**Problem statement**:
Each line that holds the word "西安市灞桥区人民政府办公室关于进一步加强民办幼儿园" should be returned.

**Data lines**:
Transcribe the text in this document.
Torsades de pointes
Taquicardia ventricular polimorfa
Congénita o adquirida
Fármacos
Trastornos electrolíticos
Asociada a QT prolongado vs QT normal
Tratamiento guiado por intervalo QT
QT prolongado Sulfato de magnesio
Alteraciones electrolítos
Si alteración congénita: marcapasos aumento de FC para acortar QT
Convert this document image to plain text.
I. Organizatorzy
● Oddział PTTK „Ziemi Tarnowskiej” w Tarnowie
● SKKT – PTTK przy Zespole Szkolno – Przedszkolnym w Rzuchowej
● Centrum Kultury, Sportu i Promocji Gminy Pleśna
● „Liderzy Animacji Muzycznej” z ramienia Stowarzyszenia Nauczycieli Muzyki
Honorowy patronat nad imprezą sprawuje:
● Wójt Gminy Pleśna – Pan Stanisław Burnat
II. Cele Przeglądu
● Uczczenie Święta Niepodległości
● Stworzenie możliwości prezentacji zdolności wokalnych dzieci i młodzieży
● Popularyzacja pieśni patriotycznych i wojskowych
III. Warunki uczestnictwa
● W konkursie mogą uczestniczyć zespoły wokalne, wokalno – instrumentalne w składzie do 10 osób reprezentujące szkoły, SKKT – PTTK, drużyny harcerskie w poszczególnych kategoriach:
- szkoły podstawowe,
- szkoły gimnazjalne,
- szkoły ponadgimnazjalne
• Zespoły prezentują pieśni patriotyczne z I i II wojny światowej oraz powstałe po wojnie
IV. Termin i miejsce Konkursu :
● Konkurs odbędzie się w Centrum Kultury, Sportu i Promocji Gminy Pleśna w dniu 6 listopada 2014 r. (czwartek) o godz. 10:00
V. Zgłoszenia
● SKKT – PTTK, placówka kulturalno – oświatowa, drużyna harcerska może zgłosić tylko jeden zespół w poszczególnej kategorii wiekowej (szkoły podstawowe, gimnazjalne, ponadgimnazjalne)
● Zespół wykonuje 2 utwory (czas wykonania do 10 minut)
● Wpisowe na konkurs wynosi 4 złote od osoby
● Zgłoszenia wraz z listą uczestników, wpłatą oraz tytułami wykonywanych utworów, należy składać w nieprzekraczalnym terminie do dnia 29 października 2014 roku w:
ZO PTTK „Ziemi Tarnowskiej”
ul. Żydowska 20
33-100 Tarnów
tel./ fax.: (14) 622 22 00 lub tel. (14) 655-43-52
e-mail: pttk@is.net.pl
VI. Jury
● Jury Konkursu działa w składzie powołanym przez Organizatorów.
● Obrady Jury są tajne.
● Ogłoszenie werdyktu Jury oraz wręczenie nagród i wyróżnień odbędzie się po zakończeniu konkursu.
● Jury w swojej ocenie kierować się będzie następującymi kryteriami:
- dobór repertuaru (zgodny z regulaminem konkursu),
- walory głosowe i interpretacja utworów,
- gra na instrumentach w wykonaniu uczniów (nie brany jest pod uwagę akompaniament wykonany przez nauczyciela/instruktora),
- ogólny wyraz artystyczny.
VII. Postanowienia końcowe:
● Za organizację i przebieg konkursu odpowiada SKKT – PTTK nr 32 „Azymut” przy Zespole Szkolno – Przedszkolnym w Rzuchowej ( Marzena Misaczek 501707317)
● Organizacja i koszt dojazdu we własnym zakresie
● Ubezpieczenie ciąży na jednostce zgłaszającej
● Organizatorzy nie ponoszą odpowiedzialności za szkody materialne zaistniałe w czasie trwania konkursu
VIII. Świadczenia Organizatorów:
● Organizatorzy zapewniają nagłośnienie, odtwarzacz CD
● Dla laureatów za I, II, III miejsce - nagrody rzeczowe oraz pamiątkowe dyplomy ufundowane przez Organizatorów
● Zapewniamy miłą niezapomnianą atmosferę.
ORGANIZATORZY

--

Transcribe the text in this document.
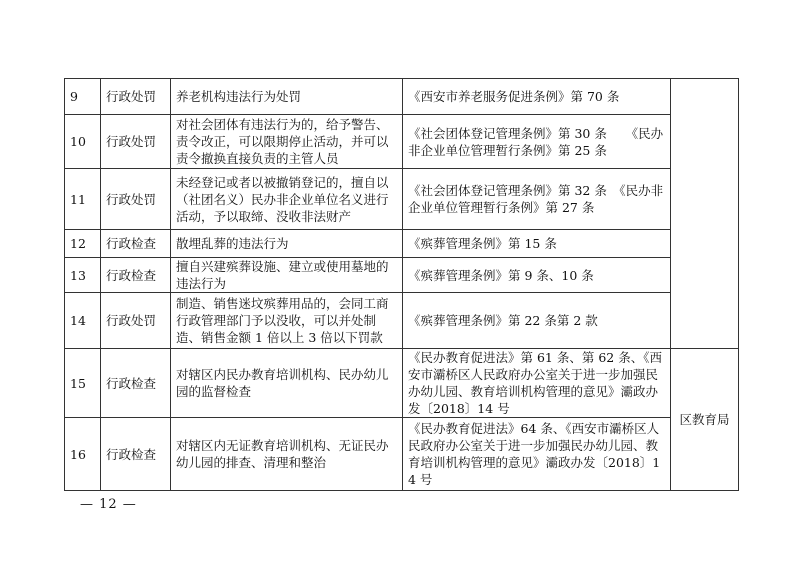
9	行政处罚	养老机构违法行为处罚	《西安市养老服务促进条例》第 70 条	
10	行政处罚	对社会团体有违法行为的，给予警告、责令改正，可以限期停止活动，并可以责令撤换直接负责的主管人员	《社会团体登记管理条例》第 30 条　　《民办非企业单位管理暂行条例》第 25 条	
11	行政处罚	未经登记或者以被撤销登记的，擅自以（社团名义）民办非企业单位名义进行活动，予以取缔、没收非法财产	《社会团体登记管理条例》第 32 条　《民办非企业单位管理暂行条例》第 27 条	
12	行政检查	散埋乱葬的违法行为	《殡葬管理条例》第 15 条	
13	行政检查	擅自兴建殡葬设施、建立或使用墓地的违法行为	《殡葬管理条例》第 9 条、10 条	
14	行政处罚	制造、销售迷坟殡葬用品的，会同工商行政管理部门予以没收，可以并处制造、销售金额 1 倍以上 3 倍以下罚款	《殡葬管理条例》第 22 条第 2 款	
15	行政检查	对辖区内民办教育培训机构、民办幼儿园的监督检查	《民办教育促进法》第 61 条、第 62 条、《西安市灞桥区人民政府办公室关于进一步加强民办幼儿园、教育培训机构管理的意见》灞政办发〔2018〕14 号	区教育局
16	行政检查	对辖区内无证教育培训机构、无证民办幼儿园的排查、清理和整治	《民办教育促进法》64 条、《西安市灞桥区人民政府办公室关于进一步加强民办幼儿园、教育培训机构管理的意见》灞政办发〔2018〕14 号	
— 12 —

**Solution to the exercise**:
15	行政检查	对辖区内民办教育培训机构、民办幼儿园的监督检查	《民办教育促进法》第 61 条、第 62 条、《西安市灞桥区人民政府办公室关于进一步加强民办幼儿园、教育培训机构管理的意见》灞政办发〔2018〕14 号	区教育局
16	行政检查	对辖区内无证教育培训机构、无证民办幼儿园的排查、清理和整治	《民办教育促进法》64 条、《西安市灞桥区人民政府办公室关于进一步加强民办幼儿园、教育培训机构管理的意见》灞政办发〔2018〕14 号	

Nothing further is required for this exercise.